* [Recorded data]
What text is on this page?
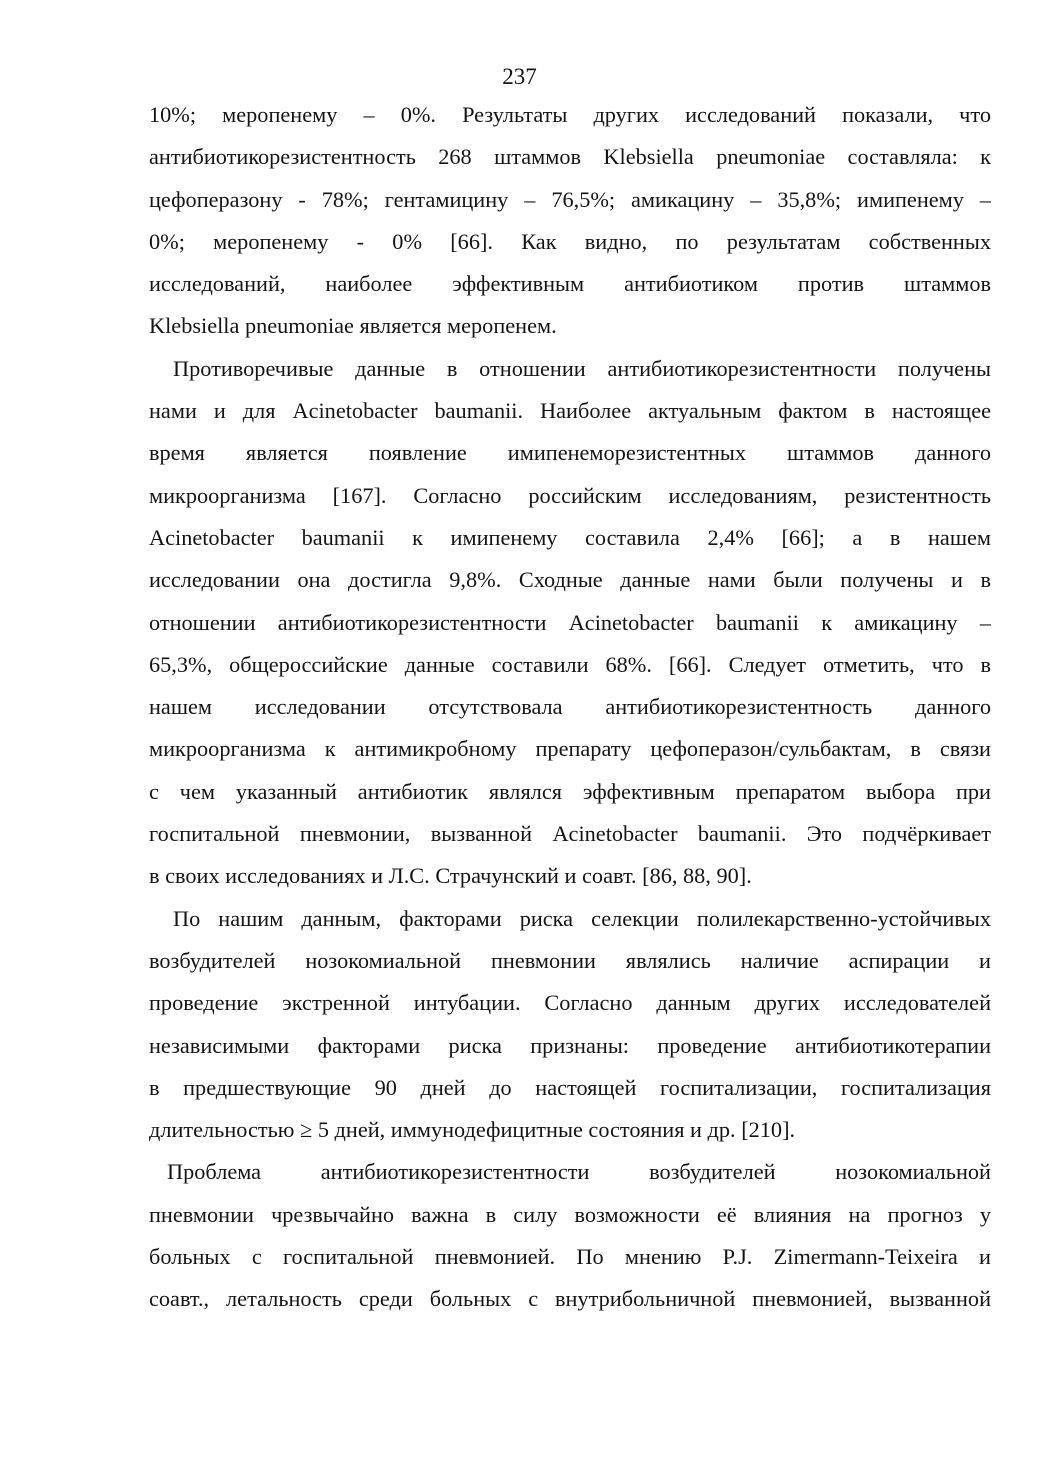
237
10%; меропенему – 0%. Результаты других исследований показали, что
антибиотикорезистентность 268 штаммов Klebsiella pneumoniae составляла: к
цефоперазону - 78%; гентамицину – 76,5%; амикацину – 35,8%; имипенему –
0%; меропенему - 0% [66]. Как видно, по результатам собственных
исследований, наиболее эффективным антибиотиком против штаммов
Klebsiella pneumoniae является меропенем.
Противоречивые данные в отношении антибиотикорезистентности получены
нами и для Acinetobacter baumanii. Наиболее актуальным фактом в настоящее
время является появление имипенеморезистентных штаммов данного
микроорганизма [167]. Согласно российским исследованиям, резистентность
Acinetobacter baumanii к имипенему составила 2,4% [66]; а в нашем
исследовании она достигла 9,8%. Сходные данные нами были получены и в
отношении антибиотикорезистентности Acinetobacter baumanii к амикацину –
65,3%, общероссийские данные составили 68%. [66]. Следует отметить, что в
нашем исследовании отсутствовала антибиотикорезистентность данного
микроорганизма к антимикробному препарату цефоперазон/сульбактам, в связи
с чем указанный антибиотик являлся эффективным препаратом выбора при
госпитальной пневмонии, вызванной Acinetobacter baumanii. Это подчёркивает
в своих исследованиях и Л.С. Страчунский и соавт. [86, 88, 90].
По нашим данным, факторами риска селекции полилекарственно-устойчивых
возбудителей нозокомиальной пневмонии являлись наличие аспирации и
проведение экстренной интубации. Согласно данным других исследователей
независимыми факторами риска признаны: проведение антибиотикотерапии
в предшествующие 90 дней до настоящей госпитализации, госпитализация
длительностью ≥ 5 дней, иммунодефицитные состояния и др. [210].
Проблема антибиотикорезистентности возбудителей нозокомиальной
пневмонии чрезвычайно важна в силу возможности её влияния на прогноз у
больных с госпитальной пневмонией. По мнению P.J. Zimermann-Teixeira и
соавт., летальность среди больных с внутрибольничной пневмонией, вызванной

* [Stated task] Say how many lines in the records above hold "эффективным", and give no other text.

* [Response below] 2